[SOURCE DATA start]
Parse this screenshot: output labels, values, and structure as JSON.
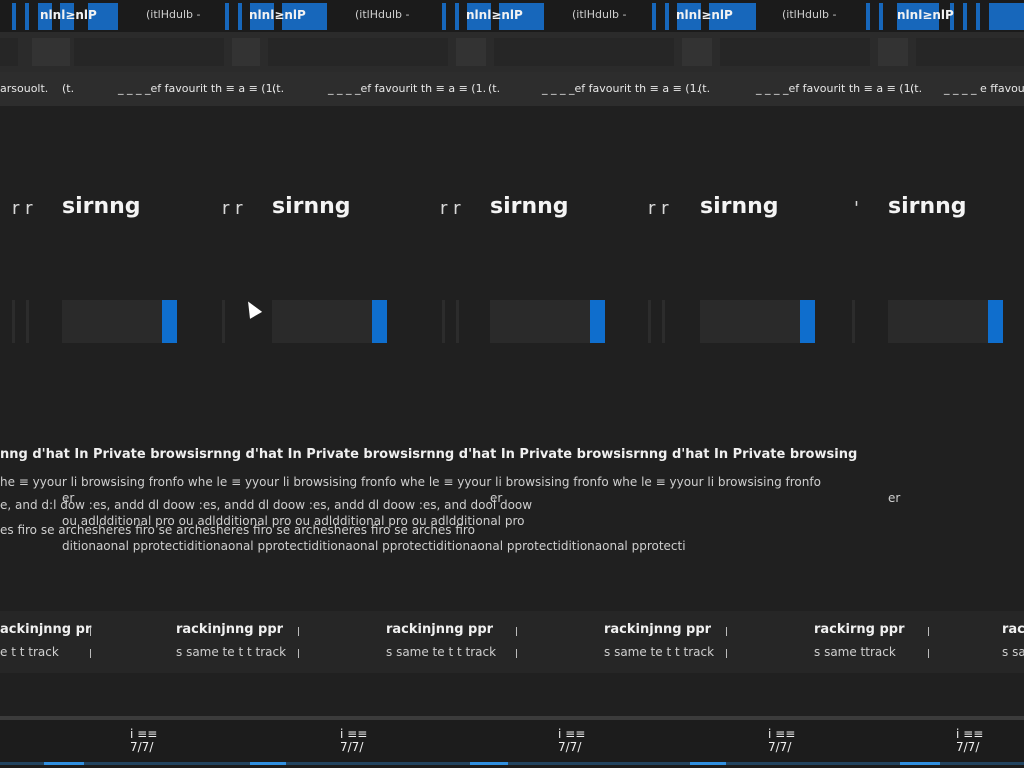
{
  "tabs": {
    "tab_texts": [
      "nlnl≥nlP",
      "nlnl≥nlP",
      "nlnl≥nlP",
      "nlnl≥nlP",
      "nlnl≥nlP"
    ],
    "titles": [
      "(itlHdulb -",
      "(itlHdulb -",
      "(itlHdulb -",
      "(itlHdulb -",
      "(itlHdulb -"
    ]
  },
  "favorites": {
    "items": [
      "arsouolt.",
      "(t.",
      "_ _ _ _ef favourit th ≡ a ≡ (1.",
      "(t.",
      "_ _ _ _ef favourit th ≡ a ≡ (1.",
      "(t.",
      "_ _ _ _ef favourit th ≡ a ≡ (1.",
      "(t.",
      "_ _ _ _ef favourit th ≡ a ≡ (1.",
      "(t.",
      "_ _ _ _ e ffavourit"
    ]
  },
  "page": {
    "heading_marks": [
      "r r",
      "r r",
      "r r",
      "r r",
      "'"
    ],
    "headings": [
      "sirnng",
      "sirnng",
      "sirnng",
      "sirnng",
      "sirnng"
    ],
    "info": {
      "head": "nng d'hat In Private browsisrnng d'hat In Private browsisrnng d'hat In Private browsisrnng d'hat In Private browsing",
      "line1": "he ≡ yyour li browsising fronfo whe le ≡ yyour li browsising fronfo whe le ≡ yyour li browsising fronfo whe le ≡ yyour li browsising fronfo",
      "line2a": "er",
      "line2b": "er",
      "line2c": "er",
      "line3": "e, and d:l dow  :es, andd dl doow  :es, andd dl doow  :es, andd dl doow  :es, and dool doow",
      "line4": "ou adldditional pro    ou adldditional pro    ou adldditional pro    ou adldditional pro",
      "line5": "es firo  se archesheres firo  se archesheres firo  se archesheres firo  se arches firo",
      "line6": "ditionaonal pprotectiditionaonal pprotectiditionaonal pprotectiditionaonal pprotectiditionaonal pprotecti"
    },
    "tracking": {
      "heads": [
        "ackinjnng pr",
        "rackinjnng ppr",
        "rackinjnng ppr",
        "rackinjnng ppr",
        "rackirng ppr",
        "rack"
      ],
      "subs": [
        "e t t track",
        "s same te t t track",
        "s same te t t track",
        "s same te t t track",
        "s same ttrack",
        "s sa"
      ]
    }
  },
  "footer": {
    "icons": [
      "i ≡≡\n7/7/",
      "i ≡≡\n7/7/",
      "i ≡≡\n7/7/",
      "i ≡≡\n7/7/",
      "i ≡≡\n7/7/"
    ]
  },
  "colors": {
    "accent": "#0f6ecd",
    "tab_accent": "#1767bb",
    "background": "#202020"
  }
}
[SOURCE DATA end]
→ **EXERCISE OBJECTIVE**: Each line in the records above should be reproduced exactly; images are not copied.

→ **WRITTEN SOLUTION**:
Parse this screenshot: output labels, values, and structure as JSON.
{
  "tabs": {
    "tab_texts": [
      "nlnl≥nlP",
      "nlnl≥nlP",
      "nlnl≥nlP",
      "nlnl≥nlP",
      "nlnl≥nlP"
    ],
    "titles": [
      "(itlHdulb -",
      "(itlHdulb -",
      "(itlHdulb -",
      "(itlHdulb -",
      "(itlHdulb -"
    ]
  },
  "favorites": {
    "items": [
      "arsouolt.",
      "(t.",
      "_ _ _ _ef favourit th ≡ a ≡ (1.",
      "(t.",
      "_ _ _ _ef favourit th ≡ a ≡ (1.",
      "(t.",
      "_ _ _ _ef favourit th ≡ a ≡ (1.",
      "(t.",
      "_ _ _ _ef favourit th ≡ a ≡ (1.",
      "(t.",
      "_ _ _ _ e ffavourit"
    ]
  },
  "page": {
    "heading_marks": [
      "r r",
      "r r",
      "r r",
      "r r",
      "'"
    ],
    "headings": [
      "sirnng",
      "sirnng",
      "sirnng",
      "sirnng",
      "sirnng"
    ],
    "info": {
      "head": "nng d'hat In Private browsisrnng d'hat In Private browsisrnng d'hat In Private browsisrnng d'hat In Private browsing",
      "line1": "he ≡ yyour li browsising fronfo whe le ≡ yyour li browsising fronfo whe le ≡ yyour li browsising fronfo whe le ≡ yyour li browsising fronfo",
      "line2a": "er",
      "line2b": "er",
      "line2c": "er",
      "line3": "e, and d:l dow  :es, andd dl doow  :es, andd dl doow  :es, andd dl doow  :es, and dool doow",
      "line4": "ou adldditional pro    ou adldditional pro    ou adldditional pro    ou adldditional pro",
      "line5": "es firo  se archesheres firo  se archesheres firo  se archesheres firo  se arches firo",
      "line6": "ditionaonal pprotectiditionaonal pprotectiditionaonal pprotectiditionaonal pprotectiditionaonal pprotecti"
    },
    "tracking": {
      "heads": [
        "ackinjnng pr",
        "rackinjnng ppr",
        "rackinjnng ppr",
        "rackinjnng ppr",
        "rackirng ppr",
        "rack"
      ],
      "subs": [
        "e t t track",
        "s same te t t track",
        "s same te t t track",
        "s same te t t track",
        "s same ttrack",
        "s sa"
      ]
    }
  },
  "footer": {
    "icons": [
      "i ≡≡\n7/7/",
      "i ≡≡\n7/7/",
      "i ≡≡\n7/7/",
      "i ≡≡\n7/7/",
      "i ≡≡\n7/7/"
    ]
  },
  "colors": {
    "accent": "#0f6ecd",
    "tab_accent": "#1767bb",
    "background": "#202020"
  }
}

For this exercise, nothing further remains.